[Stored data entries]
......

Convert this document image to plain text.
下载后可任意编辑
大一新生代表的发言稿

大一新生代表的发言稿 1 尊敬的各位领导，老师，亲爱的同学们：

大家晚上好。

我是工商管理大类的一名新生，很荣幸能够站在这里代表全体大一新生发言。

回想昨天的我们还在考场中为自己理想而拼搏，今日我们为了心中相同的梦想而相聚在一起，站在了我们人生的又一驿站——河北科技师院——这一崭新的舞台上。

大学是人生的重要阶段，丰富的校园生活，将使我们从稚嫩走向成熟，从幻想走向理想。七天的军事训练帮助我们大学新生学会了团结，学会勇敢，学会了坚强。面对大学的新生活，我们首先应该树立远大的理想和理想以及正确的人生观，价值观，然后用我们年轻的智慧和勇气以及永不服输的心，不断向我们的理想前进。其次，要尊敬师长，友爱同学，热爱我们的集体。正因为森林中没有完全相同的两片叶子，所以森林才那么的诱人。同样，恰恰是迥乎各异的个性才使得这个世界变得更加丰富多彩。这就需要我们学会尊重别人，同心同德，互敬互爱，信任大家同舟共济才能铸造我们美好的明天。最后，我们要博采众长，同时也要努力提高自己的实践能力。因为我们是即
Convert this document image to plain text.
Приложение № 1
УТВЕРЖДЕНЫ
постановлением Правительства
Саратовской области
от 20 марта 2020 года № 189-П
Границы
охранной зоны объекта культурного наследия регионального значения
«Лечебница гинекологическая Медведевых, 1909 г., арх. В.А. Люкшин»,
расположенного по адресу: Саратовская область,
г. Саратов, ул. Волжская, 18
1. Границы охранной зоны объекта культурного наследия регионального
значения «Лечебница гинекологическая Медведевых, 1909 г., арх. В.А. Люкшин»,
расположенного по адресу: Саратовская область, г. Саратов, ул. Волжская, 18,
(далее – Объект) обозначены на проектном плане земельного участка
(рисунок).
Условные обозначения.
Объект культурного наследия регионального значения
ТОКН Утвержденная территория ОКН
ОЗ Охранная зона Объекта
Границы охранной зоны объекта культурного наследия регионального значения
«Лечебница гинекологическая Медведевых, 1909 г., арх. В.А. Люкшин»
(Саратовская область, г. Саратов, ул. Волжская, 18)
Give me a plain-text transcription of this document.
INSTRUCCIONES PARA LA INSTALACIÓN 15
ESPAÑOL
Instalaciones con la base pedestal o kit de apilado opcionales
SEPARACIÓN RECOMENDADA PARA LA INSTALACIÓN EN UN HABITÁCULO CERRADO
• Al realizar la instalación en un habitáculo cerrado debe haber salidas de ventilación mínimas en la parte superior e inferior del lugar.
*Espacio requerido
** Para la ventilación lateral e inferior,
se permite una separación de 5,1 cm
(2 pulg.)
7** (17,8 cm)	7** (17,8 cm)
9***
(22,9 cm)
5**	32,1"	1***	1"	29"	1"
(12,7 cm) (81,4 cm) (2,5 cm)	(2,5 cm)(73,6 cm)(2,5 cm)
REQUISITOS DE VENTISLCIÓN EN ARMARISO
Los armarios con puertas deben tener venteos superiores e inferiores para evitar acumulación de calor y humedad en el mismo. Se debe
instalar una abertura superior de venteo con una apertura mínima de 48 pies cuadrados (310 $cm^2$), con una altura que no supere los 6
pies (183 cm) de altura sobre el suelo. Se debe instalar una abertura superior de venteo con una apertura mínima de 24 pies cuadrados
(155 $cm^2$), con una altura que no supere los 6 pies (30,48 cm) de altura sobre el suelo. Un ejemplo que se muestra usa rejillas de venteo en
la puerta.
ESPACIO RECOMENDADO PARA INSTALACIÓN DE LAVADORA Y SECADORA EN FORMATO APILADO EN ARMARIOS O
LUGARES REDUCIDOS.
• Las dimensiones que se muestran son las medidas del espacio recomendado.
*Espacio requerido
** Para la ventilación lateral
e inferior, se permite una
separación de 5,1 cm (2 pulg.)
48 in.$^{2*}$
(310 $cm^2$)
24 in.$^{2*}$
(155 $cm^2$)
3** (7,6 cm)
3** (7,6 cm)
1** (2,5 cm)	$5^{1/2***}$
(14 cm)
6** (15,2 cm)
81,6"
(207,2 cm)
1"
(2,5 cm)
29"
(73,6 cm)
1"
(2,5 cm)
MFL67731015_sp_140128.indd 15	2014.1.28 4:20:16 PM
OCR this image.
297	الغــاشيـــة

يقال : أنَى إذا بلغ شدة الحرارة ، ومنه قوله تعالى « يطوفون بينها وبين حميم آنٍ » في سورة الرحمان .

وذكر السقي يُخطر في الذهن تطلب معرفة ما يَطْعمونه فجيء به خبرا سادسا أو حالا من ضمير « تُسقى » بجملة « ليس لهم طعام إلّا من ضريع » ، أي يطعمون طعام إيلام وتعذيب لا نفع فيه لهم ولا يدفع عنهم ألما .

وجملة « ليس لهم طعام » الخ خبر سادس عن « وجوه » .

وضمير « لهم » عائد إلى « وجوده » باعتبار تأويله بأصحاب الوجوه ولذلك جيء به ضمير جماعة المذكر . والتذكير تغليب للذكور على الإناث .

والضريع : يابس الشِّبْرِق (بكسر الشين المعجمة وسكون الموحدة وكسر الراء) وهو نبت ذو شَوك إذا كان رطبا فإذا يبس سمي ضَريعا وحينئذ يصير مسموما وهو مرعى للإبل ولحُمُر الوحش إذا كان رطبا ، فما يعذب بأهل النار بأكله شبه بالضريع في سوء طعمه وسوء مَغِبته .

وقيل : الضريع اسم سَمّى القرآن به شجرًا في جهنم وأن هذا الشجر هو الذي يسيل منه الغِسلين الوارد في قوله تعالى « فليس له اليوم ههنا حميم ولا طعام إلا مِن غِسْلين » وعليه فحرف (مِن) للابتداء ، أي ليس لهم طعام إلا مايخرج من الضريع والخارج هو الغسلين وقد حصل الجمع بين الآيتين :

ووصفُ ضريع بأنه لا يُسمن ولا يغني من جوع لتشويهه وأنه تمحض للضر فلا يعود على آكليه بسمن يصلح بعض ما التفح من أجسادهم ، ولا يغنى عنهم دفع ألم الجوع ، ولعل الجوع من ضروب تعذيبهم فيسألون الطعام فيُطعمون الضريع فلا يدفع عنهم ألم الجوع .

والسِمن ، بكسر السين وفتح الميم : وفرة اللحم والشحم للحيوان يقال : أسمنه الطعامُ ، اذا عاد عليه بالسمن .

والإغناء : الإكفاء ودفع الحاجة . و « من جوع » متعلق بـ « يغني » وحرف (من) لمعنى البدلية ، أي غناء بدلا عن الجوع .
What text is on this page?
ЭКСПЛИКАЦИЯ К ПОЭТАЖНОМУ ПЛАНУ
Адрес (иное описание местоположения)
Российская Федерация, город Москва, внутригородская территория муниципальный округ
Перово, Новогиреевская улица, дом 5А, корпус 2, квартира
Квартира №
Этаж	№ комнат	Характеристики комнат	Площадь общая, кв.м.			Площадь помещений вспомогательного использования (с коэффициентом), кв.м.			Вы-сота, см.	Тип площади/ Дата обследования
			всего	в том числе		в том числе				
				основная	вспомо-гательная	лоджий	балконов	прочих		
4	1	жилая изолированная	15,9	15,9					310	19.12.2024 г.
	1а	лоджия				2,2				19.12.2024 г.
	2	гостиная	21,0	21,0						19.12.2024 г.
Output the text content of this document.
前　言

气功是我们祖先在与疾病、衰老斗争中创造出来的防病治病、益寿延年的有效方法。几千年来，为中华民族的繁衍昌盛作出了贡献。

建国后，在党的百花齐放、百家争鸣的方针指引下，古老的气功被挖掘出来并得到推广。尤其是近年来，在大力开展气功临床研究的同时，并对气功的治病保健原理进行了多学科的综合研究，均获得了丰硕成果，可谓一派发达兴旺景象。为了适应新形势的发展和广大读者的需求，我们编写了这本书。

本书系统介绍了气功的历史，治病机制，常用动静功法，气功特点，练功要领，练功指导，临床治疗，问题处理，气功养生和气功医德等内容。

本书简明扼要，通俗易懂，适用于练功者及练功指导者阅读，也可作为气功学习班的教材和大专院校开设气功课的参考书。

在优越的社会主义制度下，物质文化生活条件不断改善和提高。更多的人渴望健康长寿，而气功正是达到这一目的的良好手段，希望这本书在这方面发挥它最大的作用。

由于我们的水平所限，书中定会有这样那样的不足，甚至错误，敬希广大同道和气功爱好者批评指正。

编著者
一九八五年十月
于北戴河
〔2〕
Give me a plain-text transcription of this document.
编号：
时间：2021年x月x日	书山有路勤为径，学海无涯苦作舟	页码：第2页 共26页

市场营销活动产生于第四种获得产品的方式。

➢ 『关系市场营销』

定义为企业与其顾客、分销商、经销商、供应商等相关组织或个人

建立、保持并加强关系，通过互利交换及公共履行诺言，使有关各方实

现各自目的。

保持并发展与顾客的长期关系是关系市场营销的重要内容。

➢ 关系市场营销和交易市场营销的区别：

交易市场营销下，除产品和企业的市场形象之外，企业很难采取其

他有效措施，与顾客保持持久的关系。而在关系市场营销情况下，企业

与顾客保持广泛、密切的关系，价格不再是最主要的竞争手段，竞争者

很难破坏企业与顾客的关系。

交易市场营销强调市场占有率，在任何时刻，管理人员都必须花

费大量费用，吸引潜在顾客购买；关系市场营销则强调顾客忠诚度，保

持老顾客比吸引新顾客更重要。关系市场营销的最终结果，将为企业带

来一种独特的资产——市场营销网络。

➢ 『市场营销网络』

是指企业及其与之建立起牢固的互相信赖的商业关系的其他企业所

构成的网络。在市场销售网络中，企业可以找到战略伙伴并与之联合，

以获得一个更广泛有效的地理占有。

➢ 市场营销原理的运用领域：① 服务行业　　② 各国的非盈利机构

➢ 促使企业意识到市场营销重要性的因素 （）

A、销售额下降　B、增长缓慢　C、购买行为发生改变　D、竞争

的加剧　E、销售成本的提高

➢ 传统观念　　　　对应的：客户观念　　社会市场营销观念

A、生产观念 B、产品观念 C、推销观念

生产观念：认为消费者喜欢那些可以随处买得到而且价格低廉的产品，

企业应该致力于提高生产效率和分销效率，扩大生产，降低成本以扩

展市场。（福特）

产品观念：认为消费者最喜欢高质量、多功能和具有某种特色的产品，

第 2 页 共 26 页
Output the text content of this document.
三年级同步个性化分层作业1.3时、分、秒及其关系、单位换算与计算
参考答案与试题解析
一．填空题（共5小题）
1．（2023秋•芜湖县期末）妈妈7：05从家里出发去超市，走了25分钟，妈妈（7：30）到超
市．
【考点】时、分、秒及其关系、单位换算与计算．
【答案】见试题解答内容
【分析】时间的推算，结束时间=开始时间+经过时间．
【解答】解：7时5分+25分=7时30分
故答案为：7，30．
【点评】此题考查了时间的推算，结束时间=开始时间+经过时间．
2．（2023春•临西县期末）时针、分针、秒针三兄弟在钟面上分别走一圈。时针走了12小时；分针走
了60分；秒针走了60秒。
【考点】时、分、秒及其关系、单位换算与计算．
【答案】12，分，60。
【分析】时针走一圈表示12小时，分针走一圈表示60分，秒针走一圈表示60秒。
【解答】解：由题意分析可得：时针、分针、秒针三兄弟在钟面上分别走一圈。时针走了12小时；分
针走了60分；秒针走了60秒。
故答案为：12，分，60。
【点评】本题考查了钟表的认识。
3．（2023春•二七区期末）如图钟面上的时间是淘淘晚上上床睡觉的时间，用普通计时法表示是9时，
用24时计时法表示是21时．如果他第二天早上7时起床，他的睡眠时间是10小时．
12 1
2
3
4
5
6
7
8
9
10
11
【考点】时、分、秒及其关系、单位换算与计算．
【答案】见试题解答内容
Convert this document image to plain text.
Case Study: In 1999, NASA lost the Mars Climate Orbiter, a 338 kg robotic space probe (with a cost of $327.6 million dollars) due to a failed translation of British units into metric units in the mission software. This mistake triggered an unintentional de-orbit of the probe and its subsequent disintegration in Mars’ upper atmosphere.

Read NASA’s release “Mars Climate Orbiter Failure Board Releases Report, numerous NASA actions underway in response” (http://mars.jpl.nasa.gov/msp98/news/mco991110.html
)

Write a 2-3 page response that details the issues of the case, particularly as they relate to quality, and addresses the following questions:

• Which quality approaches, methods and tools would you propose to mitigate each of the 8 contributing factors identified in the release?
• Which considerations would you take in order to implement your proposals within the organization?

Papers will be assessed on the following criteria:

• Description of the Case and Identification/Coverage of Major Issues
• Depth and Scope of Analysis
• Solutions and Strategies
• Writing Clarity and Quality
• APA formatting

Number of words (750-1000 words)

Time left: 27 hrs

......

[To be done] Lines from the records above that hold "经过时间" are the ones to list.

[Task output]
【分析】时间的推算，结束时间=开始时间+经过时间．
【点评】此题考查了时间的推算，结束时间=开始时间+经过时间．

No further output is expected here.